Stored data entries:
_ _ _ _ _ _ _
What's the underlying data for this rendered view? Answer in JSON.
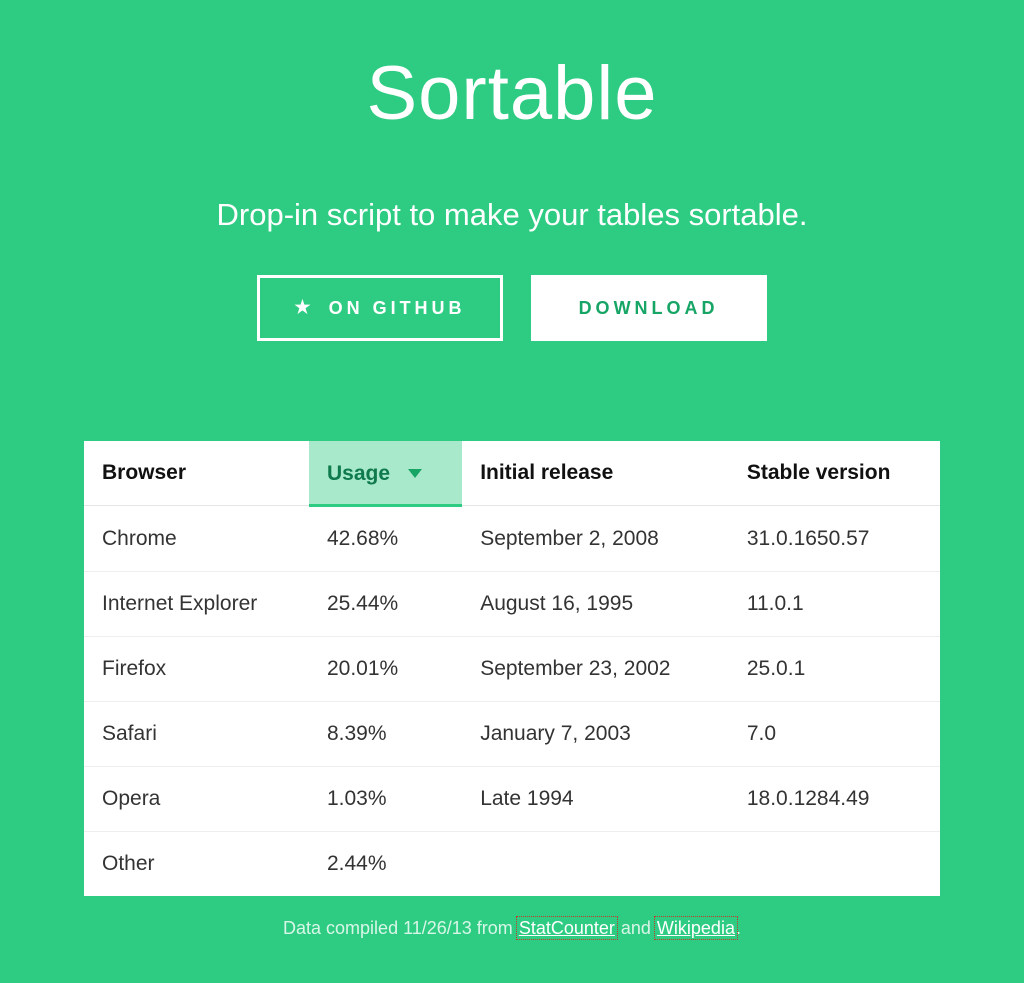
{
  "header": {
    "title": "Sortable",
    "subtitle": "Drop-in script to make your tables sortable."
  },
  "buttons": {
    "github_label": "On GitHub",
    "download_label": "Download"
  },
  "table": {
    "columns": [
      "Browser",
      "Usage",
      "Initial release",
      "Stable version"
    ],
    "sorted_column_index": 1,
    "sort_direction": "desc",
    "rows": [
      {
        "browser": "Chrome",
        "usage": "42.68%",
        "initial_release": "September 2, 2008",
        "stable_version": "31.0.1650.57"
      },
      {
        "browser": "Internet Explorer",
        "usage": "25.44%",
        "initial_release": "August 16, 1995",
        "stable_version": "11.0.1"
      },
      {
        "browser": "Firefox",
        "usage": "20.01%",
        "initial_release": "September 23, 2002",
        "stable_version": "25.0.1"
      },
      {
        "browser": "Safari",
        "usage": "8.39%",
        "initial_release": "January 7, 2003",
        "stable_version": "7.0"
      },
      {
        "browser": "Opera",
        "usage": "1.03%",
        "initial_release": "Late 1994",
        "stable_version": "18.0.1284.49"
      },
      {
        "browser": "Other",
        "usage": "2.44%",
        "initial_release": "",
        "stable_version": ""
      }
    ]
  },
  "footnote": {
    "prefix": "Data compiled 11/26/13 from ",
    "link1_label": "StatCounter",
    "separator": " and ",
    "link2_label": "Wikipedia",
    "suffix": "."
  },
  "colors": {
    "accent": "#2ecc82",
    "sort_highlight_bg": "#a8e8cb",
    "sort_highlight_text": "#0f7a4c"
  }
}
_ _ _ _ _ _ _
The problem | A line counts if it holds the word "September". Work out how many lines in the listing count, and give only that number.

Completed task | 2